**Records provided:**
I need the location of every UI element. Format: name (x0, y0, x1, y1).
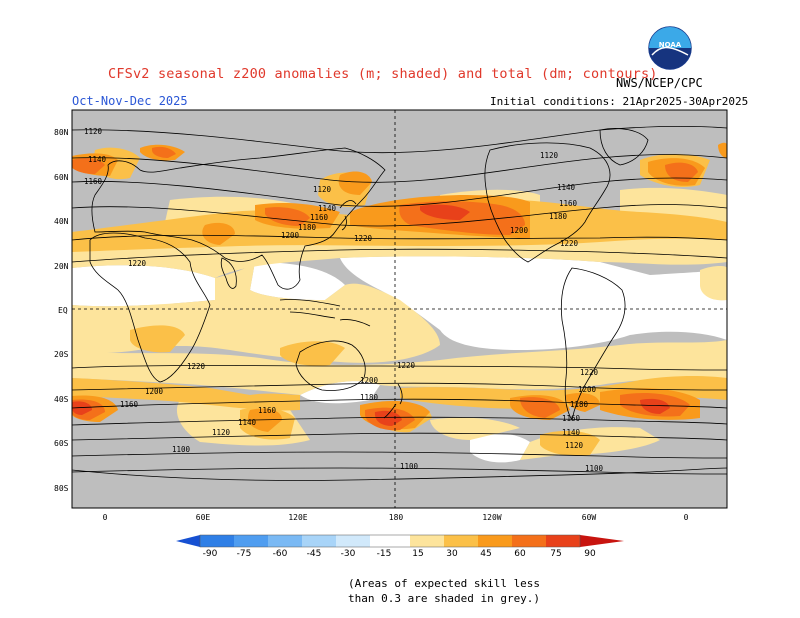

--

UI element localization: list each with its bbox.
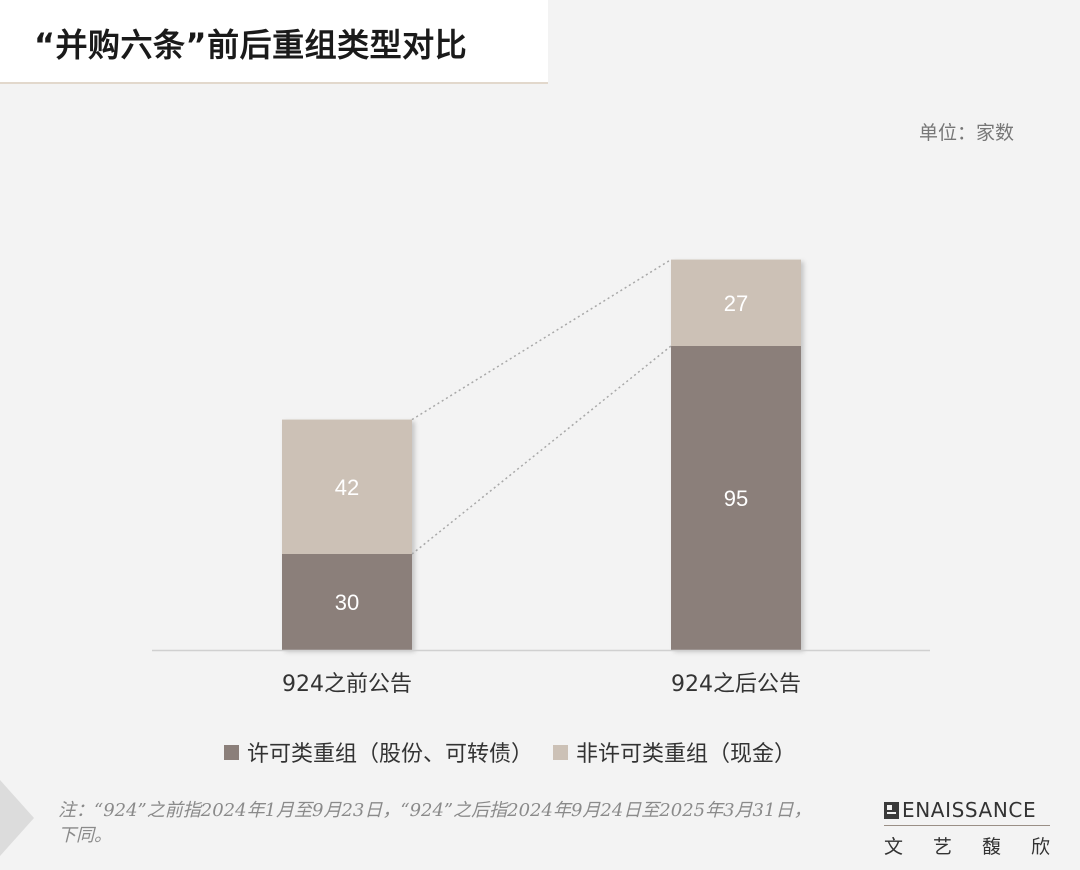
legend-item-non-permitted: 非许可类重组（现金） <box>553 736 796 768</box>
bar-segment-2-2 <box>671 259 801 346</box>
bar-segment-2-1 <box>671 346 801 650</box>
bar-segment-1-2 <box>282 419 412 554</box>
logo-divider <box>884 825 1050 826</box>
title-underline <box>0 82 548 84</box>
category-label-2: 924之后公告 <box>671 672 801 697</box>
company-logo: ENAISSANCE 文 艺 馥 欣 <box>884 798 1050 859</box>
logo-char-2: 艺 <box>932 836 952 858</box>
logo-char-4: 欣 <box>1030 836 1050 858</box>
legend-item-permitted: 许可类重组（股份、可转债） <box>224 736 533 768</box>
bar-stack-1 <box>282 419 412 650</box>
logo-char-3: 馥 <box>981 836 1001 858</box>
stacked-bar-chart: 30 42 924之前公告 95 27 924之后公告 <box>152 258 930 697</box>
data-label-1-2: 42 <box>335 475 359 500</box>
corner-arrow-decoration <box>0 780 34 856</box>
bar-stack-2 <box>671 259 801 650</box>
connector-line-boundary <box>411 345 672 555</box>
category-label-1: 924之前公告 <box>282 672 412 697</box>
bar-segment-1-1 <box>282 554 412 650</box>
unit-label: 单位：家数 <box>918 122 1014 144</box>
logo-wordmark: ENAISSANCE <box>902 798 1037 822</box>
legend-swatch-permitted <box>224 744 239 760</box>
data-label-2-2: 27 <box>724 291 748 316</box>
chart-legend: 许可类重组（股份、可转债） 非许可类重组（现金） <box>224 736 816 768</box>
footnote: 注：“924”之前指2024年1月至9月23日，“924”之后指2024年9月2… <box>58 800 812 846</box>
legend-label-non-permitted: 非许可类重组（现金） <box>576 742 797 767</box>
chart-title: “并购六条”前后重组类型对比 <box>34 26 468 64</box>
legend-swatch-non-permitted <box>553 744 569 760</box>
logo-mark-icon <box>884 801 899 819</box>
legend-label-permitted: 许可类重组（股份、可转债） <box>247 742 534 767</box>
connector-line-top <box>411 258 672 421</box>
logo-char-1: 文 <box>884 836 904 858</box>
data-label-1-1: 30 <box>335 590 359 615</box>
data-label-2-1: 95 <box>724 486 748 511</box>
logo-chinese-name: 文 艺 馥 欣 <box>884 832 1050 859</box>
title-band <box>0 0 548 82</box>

==

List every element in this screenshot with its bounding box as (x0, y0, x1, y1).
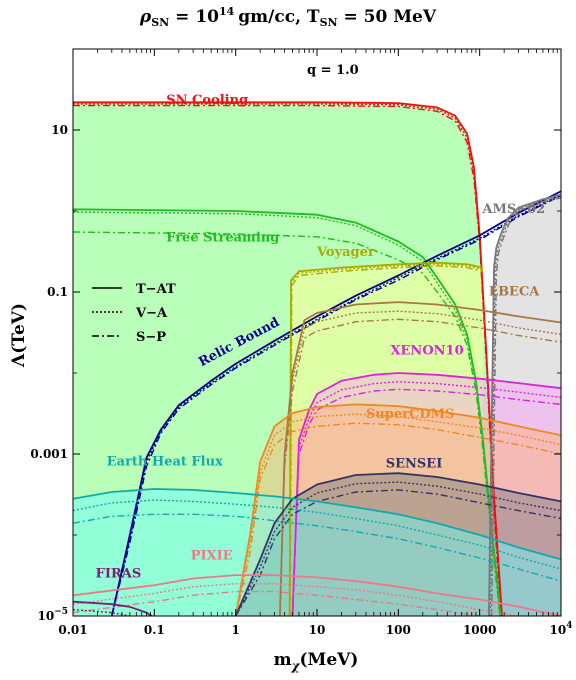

**Problem to solve:** Recast the rows above as a Markdown table with the columns No. and Text, starting at the line that contains "UI element localization: list" and ending at the line that contains "title-underline <box>0 82 548 84</box>". Give each line its own number, skip blank lines, and leave the pictures out.

**Answer for the task:**
| No. | Text |
|---|---|
| 1 | UI element localization: list each with its bbox. |
| 2 | legend-item-non-permitted: 非许可类重组（现金） <box>553 736 796 768</box> |
| 3 | bar-segment-2-2 <box>671 259 801 346</box> |
| 4 | bar-segment-2-1 <box>671 346 801 650</box> |
| 5 | bar-segment-1-2 <box>282 419 412 554</box> |
| 6 | logo-divider <box>884 825 1050 826</box> |
| 7 | title-underline <box>0 82 548 84</box> |